Collected data entries:
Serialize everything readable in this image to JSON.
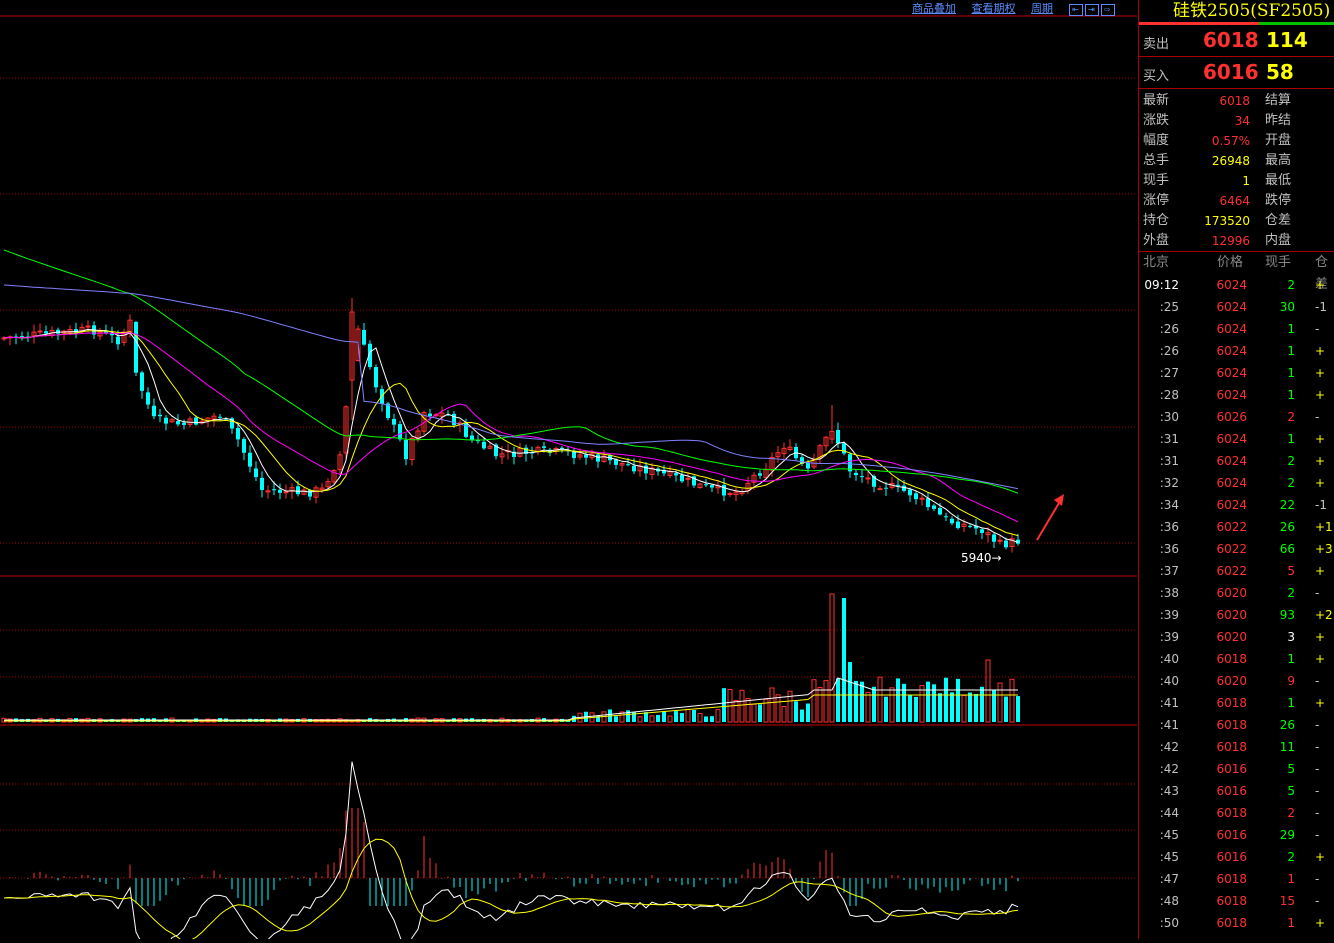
{
  "toolbar": {
    "links": [
      "商品叠加",
      "查看期权",
      "周期"
    ],
    "nav_icons": [
      "left-first-icon",
      "right-arrow-icon",
      "right-last-icon"
    ]
  },
  "chart": {
    "low_marker": "5940",
    "colors": {
      "up": "#ff3030",
      "down": "#00ffff",
      "ma5": "#ffffff",
      "ma10": "#ffff00",
      "ma20": "#ff00ff",
      "ma40": "#00ff00",
      "ma60": "#8080ff",
      "grid": "#a00000"
    }
  },
  "quote": {
    "title": "硅铁2505(SF2505)",
    "sell": {
      "label": "卖出",
      "price": "6018",
      "volume": "114"
    },
    "buy": {
      "label": "买入",
      "price": "6016",
      "volume": "58"
    },
    "stats": [
      {
        "label": "最新",
        "value": "6018",
        "color": "#ff3030",
        "label2": "结算"
      },
      {
        "label": "涨跌",
        "value": "34",
        "color": "#ff3030",
        "label2": "昨结"
      },
      {
        "label": "幅度",
        "value": "0.57%",
        "color": "#ff3030",
        "label2": "开盘"
      },
      {
        "label": "总手",
        "value": "26948",
        "color": "#ffff00",
        "label2": "最高"
      },
      {
        "label": "现手",
        "value": "1",
        "color": "#ffff00",
        "label2": "最低"
      },
      {
        "label": "涨停",
        "value": "6464",
        "color": "#ff3030",
        "label2": "跌停"
      },
      {
        "label": "持仓",
        "value": "173520",
        "color": "#ffff00",
        "label2": "仓差"
      },
      {
        "label": "外盘",
        "value": "12996",
        "color": "#ff3030",
        "label2": "内盘"
      }
    ]
  },
  "ticks": {
    "headers": [
      "北京",
      "价格",
      "现手",
      "仓差"
    ],
    "rows": [
      {
        "time": "09:12",
        "price": "6024",
        "qty": "2",
        "qcolor": "#00ff00",
        "chg": "+",
        "ccolor": "#ffff00"
      },
      {
        "time": ":25",
        "price": "6024",
        "qty": "30",
        "qcolor": "#00ff00",
        "chg": "-1",
        "ccolor": "#c0c0c0"
      },
      {
        "time": ":26",
        "price": "6024",
        "qty": "1",
        "qcolor": "#00ff00",
        "chg": "-",
        "ccolor": "#c0c0c0"
      },
      {
        "time": ":26",
        "price": "6024",
        "qty": "1",
        "qcolor": "#00ff00",
        "chg": "+",
        "ccolor": "#ffff00"
      },
      {
        "time": ":27",
        "price": "6024",
        "qty": "1",
        "qcolor": "#00ff00",
        "chg": "+",
        "ccolor": "#ffff00"
      },
      {
        "time": ":28",
        "price": "6024",
        "qty": "1",
        "qcolor": "#00ff00",
        "chg": "+",
        "ccolor": "#ffff00"
      },
      {
        "time": ":30",
        "price": "6026",
        "qty": "2",
        "qcolor": "#ff3030",
        "chg": "-",
        "ccolor": "#c0c0c0"
      },
      {
        "time": ":31",
        "price": "6024",
        "qty": "1",
        "qcolor": "#00ff00",
        "chg": "+",
        "ccolor": "#ffff00"
      },
      {
        "time": ":31",
        "price": "6024",
        "qty": "2",
        "qcolor": "#00ff00",
        "chg": "+",
        "ccolor": "#ffff00"
      },
      {
        "time": ":32",
        "price": "6024",
        "qty": "2",
        "qcolor": "#00ff00",
        "chg": "+",
        "ccolor": "#ffff00"
      },
      {
        "time": ":34",
        "price": "6024",
        "qty": "22",
        "qcolor": "#00ff00",
        "chg": "-1",
        "ccolor": "#c0c0c0"
      },
      {
        "time": ":36",
        "price": "6022",
        "qty": "26",
        "qcolor": "#00ff00",
        "chg": "+1",
        "ccolor": "#ffff00"
      },
      {
        "time": ":36",
        "price": "6022",
        "qty": "66",
        "qcolor": "#00ff00",
        "chg": "+3",
        "ccolor": "#ffff00"
      },
      {
        "time": ":37",
        "price": "6022",
        "qty": "5",
        "qcolor": "#ff3030",
        "chg": "+",
        "ccolor": "#ffff00"
      },
      {
        "time": ":38",
        "price": "6020",
        "qty": "2",
        "qcolor": "#00ff00",
        "chg": "-",
        "ccolor": "#c0c0c0"
      },
      {
        "time": ":39",
        "price": "6020",
        "qty": "93",
        "qcolor": "#00ff00",
        "chg": "+2",
        "ccolor": "#ffff00"
      },
      {
        "time": ":39",
        "price": "6020",
        "qty": "3",
        "qcolor": "#ffffff",
        "chg": "+",
        "ccolor": "#ffff00"
      },
      {
        "time": ":40",
        "price": "6018",
        "qty": "1",
        "qcolor": "#00ff00",
        "chg": "+",
        "ccolor": "#ffff00"
      },
      {
        "time": ":40",
        "price": "6020",
        "qty": "9",
        "qcolor": "#ff3030",
        "chg": "-",
        "ccolor": "#c0c0c0"
      },
      {
        "time": ":41",
        "price": "6018",
        "qty": "1",
        "qcolor": "#00ff00",
        "chg": "+",
        "ccolor": "#ffff00"
      },
      {
        "time": ":41",
        "price": "6018",
        "qty": "26",
        "qcolor": "#00ff00",
        "chg": "-",
        "ccolor": "#c0c0c0"
      },
      {
        "time": ":42",
        "price": "6018",
        "qty": "11",
        "qcolor": "#00ff00",
        "chg": "-",
        "ccolor": "#c0c0c0"
      },
      {
        "time": ":42",
        "price": "6016",
        "qty": "5",
        "qcolor": "#00ff00",
        "chg": "-",
        "ccolor": "#c0c0c0"
      },
      {
        "time": ":43",
        "price": "6016",
        "qty": "5",
        "qcolor": "#00ff00",
        "chg": "-",
        "ccolor": "#c0c0c0"
      },
      {
        "time": ":44",
        "price": "6018",
        "qty": "2",
        "qcolor": "#ff3030",
        "chg": "-",
        "ccolor": "#c0c0c0"
      },
      {
        "time": ":45",
        "price": "6016",
        "qty": "29",
        "qcolor": "#00ff00",
        "chg": "-",
        "ccolor": "#c0c0c0"
      },
      {
        "time": ":45",
        "price": "6016",
        "qty": "2",
        "qcolor": "#00ff00",
        "chg": "+",
        "ccolor": "#ffff00"
      },
      {
        "time": ":47",
        "price": "6018",
        "qty": "1",
        "qcolor": "#ff3030",
        "chg": "-",
        "ccolor": "#c0c0c0"
      },
      {
        "time": ":48",
        "price": "6018",
        "qty": "15",
        "qcolor": "#ff3030",
        "chg": "-",
        "ccolor": "#c0c0c0"
      },
      {
        "time": ":50",
        "price": "6018",
        "qty": "1",
        "qcolor": "#ff3030",
        "chg": "+",
        "ccolor": "#ffff00"
      }
    ]
  }
}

What is expected >> Transcribe all of the entries word for word, but skip any pictures they contain.

Answer >>
Serialize everything readable in this image to JSON.
{
  "toolbar": {
    "links": [
      "商品叠加",
      "查看期权",
      "周期"
    ],
    "nav_icons": [
      "left-first-icon",
      "right-arrow-icon",
      "right-last-icon"
    ]
  },
  "chart": {
    "low_marker": "5940",
    "colors": {
      "up": "#ff3030",
      "down": "#00ffff",
      "ma5": "#ffffff",
      "ma10": "#ffff00",
      "ma20": "#ff00ff",
      "ma40": "#00ff00",
      "ma60": "#8080ff",
      "grid": "#a00000"
    }
  },
  "quote": {
    "title": "硅铁2505(SF2505)",
    "sell": {
      "label": "卖出",
      "price": "6018",
      "volume": "114"
    },
    "buy": {
      "label": "买入",
      "price": "6016",
      "volume": "58"
    },
    "stats": [
      {
        "label": "最新",
        "value": "6018",
        "color": "#ff3030",
        "label2": "结算"
      },
      {
        "label": "涨跌",
        "value": "34",
        "color": "#ff3030",
        "label2": "昨结"
      },
      {
        "label": "幅度",
        "value": "0.57%",
        "color": "#ff3030",
        "label2": "开盘"
      },
      {
        "label": "总手",
        "value": "26948",
        "color": "#ffff00",
        "label2": "最高"
      },
      {
        "label": "现手",
        "value": "1",
        "color": "#ffff00",
        "label2": "最低"
      },
      {
        "label": "涨停",
        "value": "6464",
        "color": "#ff3030",
        "label2": "跌停"
      },
      {
        "label": "持仓",
        "value": "173520",
        "color": "#ffff00",
        "label2": "仓差"
      },
      {
        "label": "外盘",
        "value": "12996",
        "color": "#ff3030",
        "label2": "内盘"
      }
    ]
  },
  "ticks": {
    "headers": [
      "北京",
      "价格",
      "现手",
      "仓差"
    ],
    "rows": [
      {
        "time": "09:12",
        "price": "6024",
        "qty": "2",
        "qcolor": "#00ff00",
        "chg": "+",
        "ccolor": "#ffff00"
      },
      {
        "time": ":25",
        "price": "6024",
        "qty": "30",
        "qcolor": "#00ff00",
        "chg": "-1",
        "ccolor": "#c0c0c0"
      },
      {
        "time": ":26",
        "price": "6024",
        "qty": "1",
        "qcolor": "#00ff00",
        "chg": "-",
        "ccolor": "#c0c0c0"
      },
      {
        "time": ":26",
        "price": "6024",
        "qty": "1",
        "qcolor": "#00ff00",
        "chg": "+",
        "ccolor": "#ffff00"
      },
      {
        "time": ":27",
        "price": "6024",
        "qty": "1",
        "qcolor": "#00ff00",
        "chg": "+",
        "ccolor": "#ffff00"
      },
      {
        "time": ":28",
        "price": "6024",
        "qty": "1",
        "qcolor": "#00ff00",
        "chg": "+",
        "ccolor": "#ffff00"
      },
      {
        "time": ":30",
        "price": "6026",
        "qty": "2",
        "qcolor": "#ff3030",
        "chg": "-",
        "ccolor": "#c0c0c0"
      },
      {
        "time": ":31",
        "price": "6024",
        "qty": "1",
        "qcolor": "#00ff00",
        "chg": "+",
        "ccolor": "#ffff00"
      },
      {
        "time": ":31",
        "price": "6024",
        "qty": "2",
        "qcolor": "#00ff00",
        "chg": "+",
        "ccolor": "#ffff00"
      },
      {
        "time": ":32",
        "price": "6024",
        "qty": "2",
        "qcolor": "#00ff00",
        "chg": "+",
        "ccolor": "#ffff00"
      },
      {
        "time": ":34",
        "price": "6024",
        "qty": "22",
        "qcolor": "#00ff00",
        "chg": "-1",
        "ccolor": "#c0c0c0"
      },
      {
        "time": ":36",
        "price": "6022",
        "qty": "26",
        "qcolor": "#00ff00",
        "chg": "+1",
        "ccolor": "#ffff00"
      },
      {
        "time": ":36",
        "price": "6022",
        "qty": "66",
        "qcolor": "#00ff00",
        "chg": "+3",
        "ccolor": "#ffff00"
      },
      {
        "time": ":37",
        "price": "6022",
        "qty": "5",
        "qcolor": "#ff3030",
        "chg": "+",
        "ccolor": "#ffff00"
      },
      {
        "time": ":38",
        "price": "6020",
        "qty": "2",
        "qcolor": "#00ff00",
        "chg": "-",
        "ccolor": "#c0c0c0"
      },
      {
        "time": ":39",
        "price": "6020",
        "qty": "93",
        "qcolor": "#00ff00",
        "chg": "+2",
        "ccolor": "#ffff00"
      },
      {
        "time": ":39",
        "price": "6020",
        "qty": "3",
        "qcolor": "#ffffff",
        "chg": "+",
        "ccolor": "#ffff00"
      },
      {
        "time": ":40",
        "price": "6018",
        "qty": "1",
        "qcolor": "#00ff00",
        "chg": "+",
        "ccolor": "#ffff00"
      },
      {
        "time": ":40",
        "price": "6020",
        "qty": "9",
        "qcolor": "#ff3030",
        "chg": "-",
        "ccolor": "#c0c0c0"
      },
      {
        "time": ":41",
        "price": "6018",
        "qty": "1",
        "qcolor": "#00ff00",
        "chg": "+",
        "ccolor": "#ffff00"
      },
      {
        "time": ":41",
        "price": "6018",
        "qty": "26",
        "qcolor": "#00ff00",
        "chg": "-",
        "ccolor": "#c0c0c0"
      },
      {
        "time": ":42",
        "price": "6018",
        "qty": "11",
        "qcolor": "#00ff00",
        "chg": "-",
        "ccolor": "#c0c0c0"
      },
      {
        "time": ":42",
        "price": "6016",
        "qty": "5",
        "qcolor": "#00ff00",
        "chg": "-",
        "ccolor": "#c0c0c0"
      },
      {
        "time": ":43",
        "price": "6016",
        "qty": "5",
        "qcolor": "#00ff00",
        "chg": "-",
        "ccolor": "#c0c0c0"
      },
      {
        "time": ":44",
        "price": "6018",
        "qty": "2",
        "qcolor": "#ff3030",
        "chg": "-",
        "ccolor": "#c0c0c0"
      },
      {
        "time": ":45",
        "price": "6016",
        "qty": "29",
        "qcolor": "#00ff00",
        "chg": "-",
        "ccolor": "#c0c0c0"
      },
      {
        "time": ":45",
        "price": "6016",
        "qty": "2",
        "qcolor": "#00ff00",
        "chg": "+",
        "ccolor": "#ffff00"
      },
      {
        "time": ":47",
        "price": "6018",
        "qty": "1",
        "qcolor": "#ff3030",
        "chg": "-",
        "ccolor": "#c0c0c0"
      },
      {
        "time": ":48",
        "price": "6018",
        "qty": "15",
        "qcolor": "#ff3030",
        "chg": "-",
        "ccolor": "#c0c0c0"
      },
      {
        "time": ":50",
        "price": "6018",
        "qty": "1",
        "qcolor": "#ff3030",
        "chg": "+",
        "ccolor": "#ffff00"
      }
    ]
  }
}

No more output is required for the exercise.